### Collected data entries
********************

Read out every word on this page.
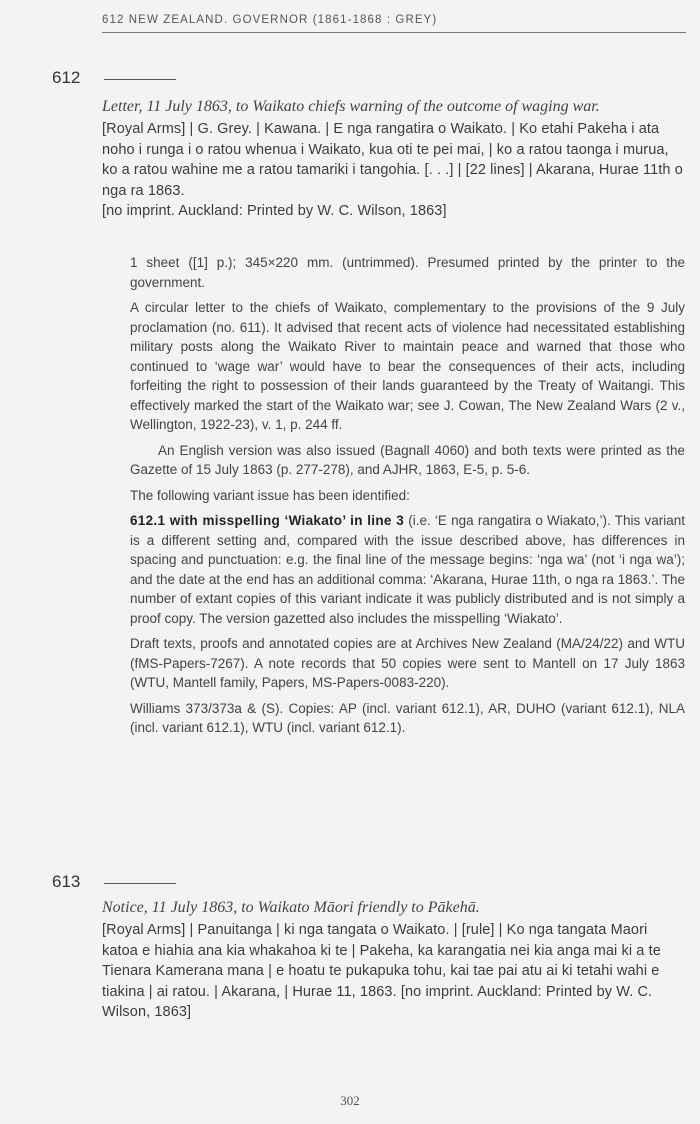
612 NEW ZEALAND. GOVERNOR (1861-1868 : GREY)
612

Letter, 11 July 1863, to Waikato chiefs warning of the outcome of waging war.

[Royal Arms] | G. Grey. | Kawana. | E nga rangatira o Waikato. | Ko etahi Pakeha i ata noho i runga i o ratou whenua i Waikato, kua oti te pei mai, | ko a ratou taonga i murua, ko a ratou wahine me a ratou tamariki i tangohia. [. . .] | [22 lines] | Akarana, Hurae 11th o nga ra 1863.

[no imprint. Auckland: Printed by W. C. Wilson, 1863]

1 sheet ([1] p.); 345×220 mm. (untrimmed). Presumed printed by the printer to the government.

A circular letter to the chiefs of Waikato, complementary to the provisions of the 9 July proclamation (no. 611). It advised that recent acts of violence had necessitated establishing military posts along the Waikato River to maintain peace and warned that those who continued to ‘wage war’ would have to bear the consequences of their acts, including forfeiting the right to possession of their lands guaranteed by the Treaty of Waitangi. This effectively marked the start of the Waikato war; see J. Cowan, The New Zealand Wars (2 v., Wellington, 1922-23), v. 1, p. 244 ff.

An English version was also issued (Bagnall 4060) and both texts were printed as the Gazette of 15 July 1863 (p. 277-278), and AJHR, 1863, E-5, p. 5-6.

The following variant issue has been identified:

612.1 with misspelling ‘Wiakato’ in line 3 (i.e. ‘E nga rangatira o Wiakato,’). This variant is a different setting and, compared with the issue described above, has differences in spacing and punctuation: e.g. the final line of the message begins: ‘nga wa’ (not ‘i nga wa’); and the date at the end has an additional comma: ‘Akarana, Hurae 11th, o nga ra 1863.’. The number of extant copies of this variant indicate it was publicly distributed and is not simply a proof copy. The version gazetted also includes the misspelling ‘Wiakato’.

Draft texts, proofs and annotated copies are at Archives New Zealand (MA/24/22) and WTU (fMS-Papers-7267). A note records that 50 copies were sent to Mantell on 17 July 1863 (WTU, Mantell family, Papers, MS-Papers-0083-220).

Williams 373/373a & (S). Copies: AP (incl. variant 612.1), AR, DUHO (variant 612.1), NLA (incl. variant 612.1), WTU (incl. variant 612.1).

613

Notice, 11 July 1863, to Waikato Māori friendly to Pākehā.

[Royal Arms] | Panuitanga | ki nga tangata o Waikato. | [rule] | Ko nga tangata Maori katoa e hiahia ana kia whakahoa ki te | Pakeha, ka karangatia nei kia anga mai ki a te Tienara Kamerana mana | e hoatu te pukapuka tohu, kai tae pai atu ai ki tetahi wahi e tiakina | ai ratou. | Akarana, | Hurae 11, 1863. [no imprint. Auckland: Printed by W. C. Wilson, 1863]

302
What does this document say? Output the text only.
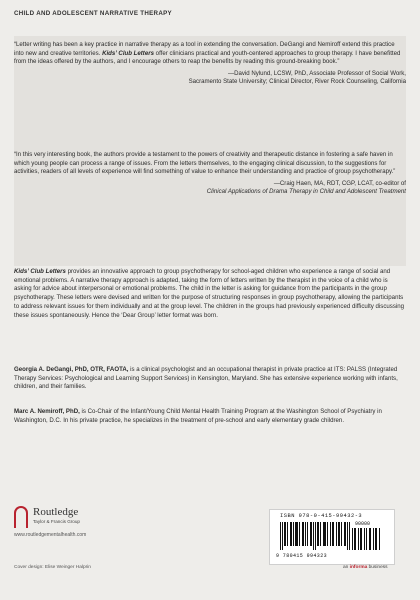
CHILD AND ADOLESCENT NARRATIVE THERAPY

“Letter writing has been a key practice in narrative therapy as a tool in extending the conversation. DeGangi and Nemiroff extend this practice into new and creative territories. Kids’ Club Letters offer clinicians practical and youth-centered approaches to group therapy. I have benefitted from the ideas offered by the authors, and I encourage others to reap the benefits by reading this ground-breaking book.”

—David Nylund, LCSW, PhD, Associate Professor of Social Work,
Sacramento State University; Clinical Director, River Rock Counseling, California

“In this very interesting book, the authors provide a testament to the powers of creativity and therapeutic distance in fostering a safe haven in which young people can process a range of issues. From the letters themselves, to the engaging clinical discussion, to the suggestions for activities, readers of all levels of experience will find something of value to enhance their understanding and practice of group psychotherapy.”

—Craig Haen, MA, RDT, CGP, LCAT, co-editor of
Clinical Applications of Drama Therapy in Child and Adolescent Treatment
Kids’ Club Letters provides an innovative approach to group psychotherapy for school-aged children who experience a range of social and emotional problems. A narrative therapy approach is adapted, taking the form of letters written by the therapist in the voice of a child who is asking for advice about interpersonal or emotional problems. The child in the letter is asking for guidance from the participants in the group psychotherapy. These letters were devised and written for the purpose of structuring responses in group psychotherapy, allowing the participants to address relevant issues for them individually and at the group level. The children in the groups had previously experienced difficulty discussing these issues spontaneously. Hence the ‘Dear Group’ letter format was born.
Georgia A. DeGangi, PhD, OTR, FAOTA, is a clinical psychologist and an occupational therapist in private practice at ITS: PALSS (Integrated Therapy Services: Psychological and Learning Support Services) in Kensington, Maryland. She has extensive experience working with infants, children, and their families.
Marc A. Nemiroff, PhD, is Co-Chair of the Infant/Young Child Mental Health Training Program at the Washington School of Psychiatry in Washington, D.C. In his private practice, he specializes in the treatment of pre-school and early elementary grade children.
Routledge
Taylor & Francis Group
www.routledgementalhealth.com
ISBN 978-0-415-99432-3
90000
9 780415 994323
Cover design: Elise Weinger Halprin	an informa business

********************

### REQUIRED TASK
Show every line of the records above that contains the word "Hurae".

### FULL OUTPUT
[Royal Arms] | G. Grey. | Kawana. | E nga rangatira o Waikato. | Ko etahi Pakeha i ata noho i runga i o ratou whenua i Waikato, kua oti te pei mai, | ko a ratou taonga i murua, ko a ratou wahine me a ratou tamariki i tangohia. [. . .] | [22 lines] | Akarana, Hurae 11th o nga ra 1863.
612.1 with misspelling ‘Wiakato’ in line 3 (i.e. ‘E nga rangatira o Wiakato,’). This variant is a different setting and, compared with the issue described above, has differences in spacing and punctuation: e.g. the final line of the message begins: ‘nga wa’ (not ‘i nga wa’); and the date at the end has an additional comma: ‘Akarana, Hurae 11th, o nga ra 1863.’. The number of extant copies of this variant indicate it was publicly distributed and is not simply a proof copy. The version gazetted also includes the misspelling ‘Wiakato’.
[Royal Arms] | Panuitanga | ki nga tangata o Waikato. | [rule] | Ko nga tangata Maori katoa e hiahia ana kia whakahoa ki te | Pakeha, ka karangatia nei kia anga mai ki a te Tienara Kamerana mana | e hoatu te pukapuka tohu, kai tae pai atu ai ki tetahi wahi e tiakina | ai ratou. | Akarana, | Hurae 11, 1863. [no imprint. Auckland: Printed by W. C. Wilson, 1863]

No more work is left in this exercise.